■ What is asked
Search the listing below for "fundo". Copy each matching line.

■ Excerpted records
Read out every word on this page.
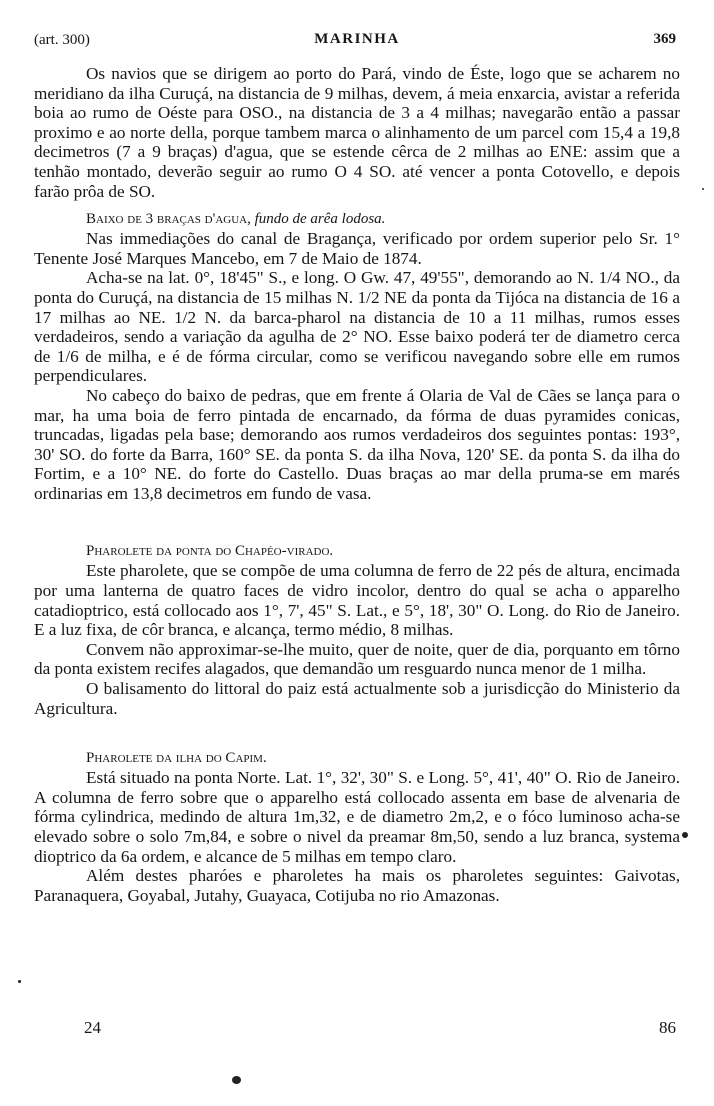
(art. 300)	MARINHA	369

Os navios que se dirigem ao porto do Pará, vindo de Éste, logo que se acharem no meridiano da ilha Curuçá, na distancia de 9 milhas, devem, á meia enxarcia, avistar a referida boia ao rumo de Oéste para OSO., na distancia de 3 a 4 milhas; navegarão então a passar proximo e ao norte della, porque tambem marca o alinhamento de um parcel com 15,4 a 19,8 decimetros (7 a 9 braças) d'agua, que se estende cêrca de 2 milhas ao ENE: assim que a tenhão montado, deverão seguir ao rumo O 4 SO. até vencer a ponta Cotovello, e depois farão prôa de SO.

Baixo de 3 braças d'agua, fundo de arêa lodosa.

Nas immediações do canal de Bragança, verificado por ordem superior pelo Sr. 1° Tenente José Marques Mancebo, em 7 de Maio de 1874.

Acha-se na lat. 0°, 18'45" S., e long. O Gw. 47, 49'55", demorando ao N. 1/4 NO., da ponta do Curuçá, na distancia de 15 milhas N. 1/2 NE da ponta da Tijóca na distancia de 16 a 17 milhas ao NE. 1/2 N. da barca-pharol na distancia de 10 a 11 milhas, rumos esses verdadeiros, sendo a variação da agulha de 2° NO. Esse baixo poderá ter de diametro cerca de 1/6 de milha, e é de fórma circular, como se verificou navegando sobre elle em rumos perpendiculares.

No cabeço do baixo de pedras, que em frente á Olaria de Val de Cães se lança para o mar, ha uma boia de ferro pintada de encarnado, da fórma de duas pyramides conicas, truncadas, ligadas pela base; demorando aos rumos verdadeiros dos seguintes pontas: 193°, 30' SO. do forte da Barra, 160° SE. da ponta S. da ilha Nova, 120' SE. da ponta S. da ilha do Fortim, e a 10° NE. do forte do Castello. Duas braças ao mar della pruma-se em marés ordinarias em 13,8 decimetros em fundo de vasa.

Pharolete da ponta do Chapéo-virado.

Este pharolete, que se compõe de uma columna de ferro de 22 pés de altura, encimada por uma lanterna de quatro faces de vidro incolor, dentro do qual se acha o apparelho catadioptrico, está collocado aos 1°, 7', 45" S. Lat., e 5°, 18', 30" O. Long. do Rio de Janeiro. E a luz fixa, de côr branca, e alcança, termo médio, 8 milhas.

Convem não approximar-se-lhe muito, quer de noite, quer de dia, porquanto em tôrno da ponta existem recifes alagados, que demandão um resguardo nunca menor de 1 milha.

O balisamento do littoral do paiz está actualmente sob a jurisdicção do Ministerio da Agricultura.

Pharolete da ilha do Capim.

Está situado na ponta Norte. Lat. 1°, 32', 30" S. e Long. 5°, 41', 40" O. Rio de Janeiro. A columna de ferro sobre que o apparelho está collocado assenta em base de alvenaria de fórma cylindrica, medindo de altura 1m,32, e de diametro 2m,2, e o fóco luminoso acha-se elevado sobre o solo 7m,84, e sobre o nivel da preamar 8m,50, sendo a luz branca, systema dioptrico da 6a ordem, e alcance de 5 milhas em tempo claro.

Além destes pharóes e pharoletes ha mais os pharoletes seguintes: Gaivotas, Paranaquera, Goyabal, Jutahy, Guayaca, Cotijuba no rio Amazonas.

24	86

■ Exercise answer
Baixo de 3 braças d'agua, fundo de arêa lodosa.
No cabeço do baixo de pedras, que em frente á Olaria de Val de Cães se lança para o mar, ha uma boia de ferro pintada de encarnado, da fórma de duas pyramides conicas, truncadas, ligadas pela base; demorando aos rumos verdadeiros dos seguintes pontas: 193°, 30' SO. do forte da Barra, 160° SE. da ponta S. da ilha Nova, 120' SE. da ponta S. da ilha do Fortim, e a 10° NE. do forte do Castello. Duas braças ao mar della pruma-se em marés ordinarias em 13,8 decimetros em fundo de vasa.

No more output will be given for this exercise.